- **DIRECTIONS**
Reproduce all of the data below without alteration; exclude every picture.

- **DATASET RECORDS**
# # # # #

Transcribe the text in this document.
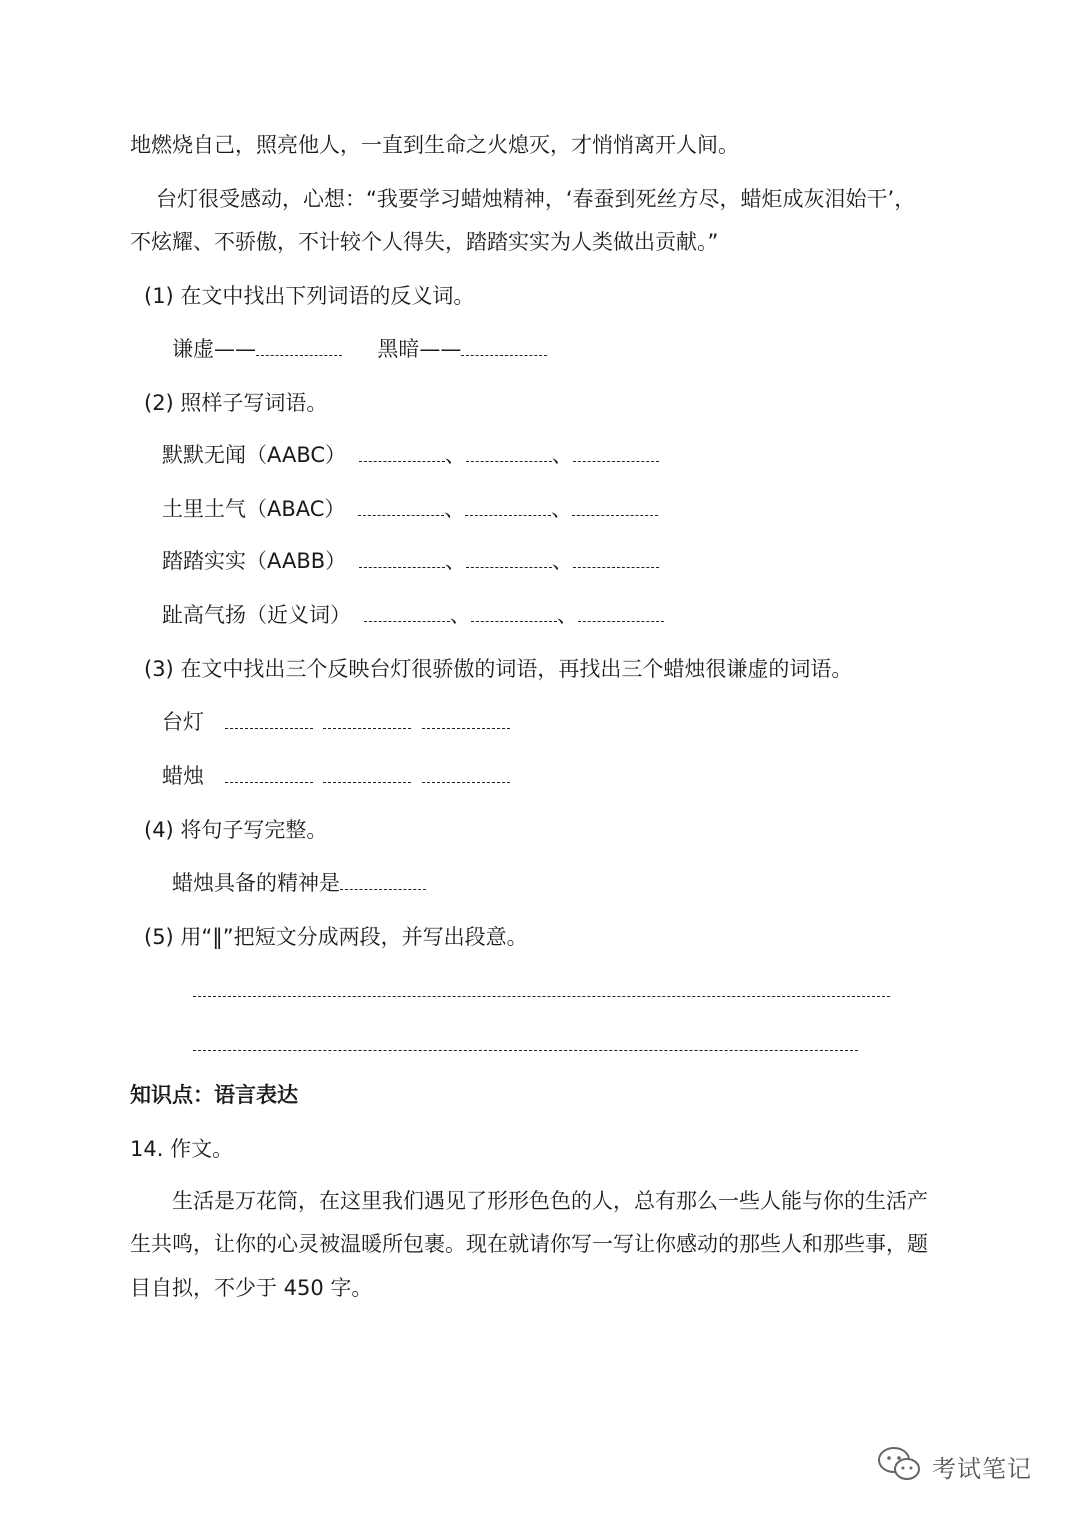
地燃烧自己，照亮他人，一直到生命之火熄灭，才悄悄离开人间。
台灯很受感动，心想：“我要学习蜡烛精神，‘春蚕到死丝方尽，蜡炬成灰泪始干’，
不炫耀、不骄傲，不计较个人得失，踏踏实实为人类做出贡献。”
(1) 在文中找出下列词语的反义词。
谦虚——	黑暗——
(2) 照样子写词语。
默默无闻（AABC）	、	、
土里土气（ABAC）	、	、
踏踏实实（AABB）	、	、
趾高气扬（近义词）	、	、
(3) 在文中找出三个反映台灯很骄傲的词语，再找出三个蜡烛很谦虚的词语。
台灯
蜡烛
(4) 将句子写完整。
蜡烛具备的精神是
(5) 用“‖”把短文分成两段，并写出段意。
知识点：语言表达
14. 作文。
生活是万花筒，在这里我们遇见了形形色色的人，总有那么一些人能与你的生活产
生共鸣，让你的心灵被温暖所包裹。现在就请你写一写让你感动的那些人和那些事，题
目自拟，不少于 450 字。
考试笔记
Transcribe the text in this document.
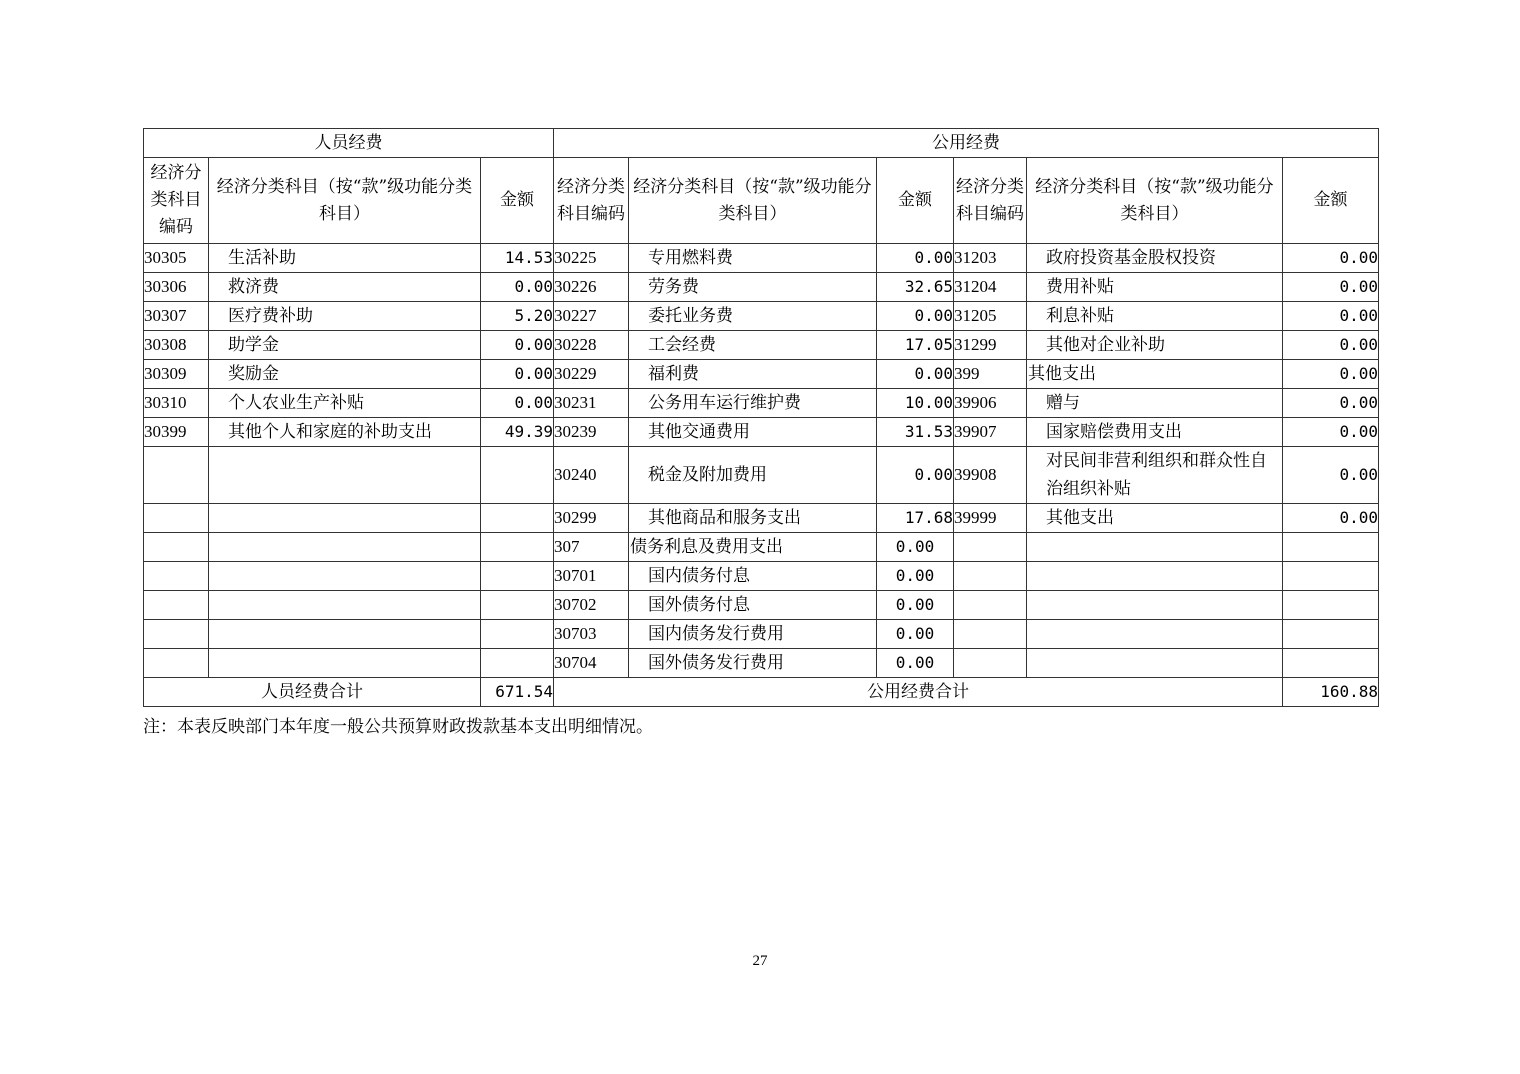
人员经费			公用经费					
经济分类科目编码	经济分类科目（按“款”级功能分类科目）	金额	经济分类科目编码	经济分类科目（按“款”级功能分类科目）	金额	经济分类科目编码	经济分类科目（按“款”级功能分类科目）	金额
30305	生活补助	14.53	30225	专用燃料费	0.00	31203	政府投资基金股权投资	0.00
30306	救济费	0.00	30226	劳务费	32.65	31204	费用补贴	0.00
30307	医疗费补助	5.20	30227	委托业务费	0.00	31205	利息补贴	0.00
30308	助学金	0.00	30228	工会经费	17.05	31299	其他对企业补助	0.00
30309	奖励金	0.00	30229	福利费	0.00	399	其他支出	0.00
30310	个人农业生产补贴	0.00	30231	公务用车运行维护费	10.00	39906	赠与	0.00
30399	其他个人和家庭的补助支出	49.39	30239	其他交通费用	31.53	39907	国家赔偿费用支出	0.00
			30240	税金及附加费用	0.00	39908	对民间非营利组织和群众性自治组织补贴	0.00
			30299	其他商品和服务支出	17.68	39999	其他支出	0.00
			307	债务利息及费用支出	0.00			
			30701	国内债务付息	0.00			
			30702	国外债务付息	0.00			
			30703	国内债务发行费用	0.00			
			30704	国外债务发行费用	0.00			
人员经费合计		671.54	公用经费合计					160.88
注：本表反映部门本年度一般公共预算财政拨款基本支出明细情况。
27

# # # # #

- **RESULT FOR THIS TASK**
Transcribe the text in this document.
地燃烧自己，照亮他人，一直到生命之火熄灭，才悄悄离开人间。
台灯很受感动，心想：“我要学习蜡烛精神，‘春蚕到死丝方尽，蜡炬成灰泪始干’，
不炫耀、不骄傲，不计较个人得失，踏踏实实为人类做出贡献。”
(1) 在文中找出下列词语的反义词。
谦虚——	黑暗——
(2) 照样子写词语。
默默无闻（AABC）	、	、
土里土气（ABAC）	、	、
踏踏实实（AABB）	、	、
趾高气扬（近义词）	、	、
(3) 在文中找出三个反映台灯很骄傲的词语，再找出三个蜡烛很谦虚的词语。
台灯
蜡烛
(4) 将句子写完整。
蜡烛具备的精神是
(5) 用“‖”把短文分成两段，并写出段意。
知识点：语言表达
14. 作文。
生活是万花筒，在这里我们遇见了形形色色的人，总有那么一些人能与你的生活产
生共鸣，让你的心灵被温暖所包裹。现在就请你写一写让你感动的那些人和那些事，题
目自拟，不少于 450 字。
考试笔记
Transcribe the text in this document.
人员经费			公用经费					
经济分类科目编码	经济分类科目（按“款”级功能分类科目）	金额	经济分类科目编码	经济分类科目（按“款”级功能分类科目）	金额	经济分类科目编码	经济分类科目（按“款”级功能分类科目）	金额
30305	生活补助	14.53	30225	专用燃料费	0.00	31203	政府投资基金股权投资	0.00
30306	救济费	0.00	30226	劳务费	32.65	31204	费用补贴	0.00
30307	医疗费补助	5.20	30227	委托业务费	0.00	31205	利息补贴	0.00
30308	助学金	0.00	30228	工会经费	17.05	31299	其他对企业补助	0.00
30309	奖励金	0.00	30229	福利费	0.00	399	其他支出	0.00
30310	个人农业生产补贴	0.00	30231	公务用车运行维护费	10.00	39906	赠与	0.00
30399	其他个人和家庭的补助支出	49.39	30239	其他交通费用	31.53	39907	国家赔偿费用支出	0.00
			30240	税金及附加费用	0.00	39908	对民间非营利组织和群众性自治组织补贴	0.00
			30299	其他商品和服务支出	17.68	39999	其他支出	0.00
			307	债务利息及费用支出	0.00			
			30701	国内债务付息	0.00			
			30702	国外债务付息	0.00			
			30703	国内债务发行费用	0.00			
			30704	国外债务发行费用	0.00			
人员经费合计		671.54	公用经费合计					160.88
注：本表反映部门本年度一般公共预算财政拨款基本支出明细情况。
27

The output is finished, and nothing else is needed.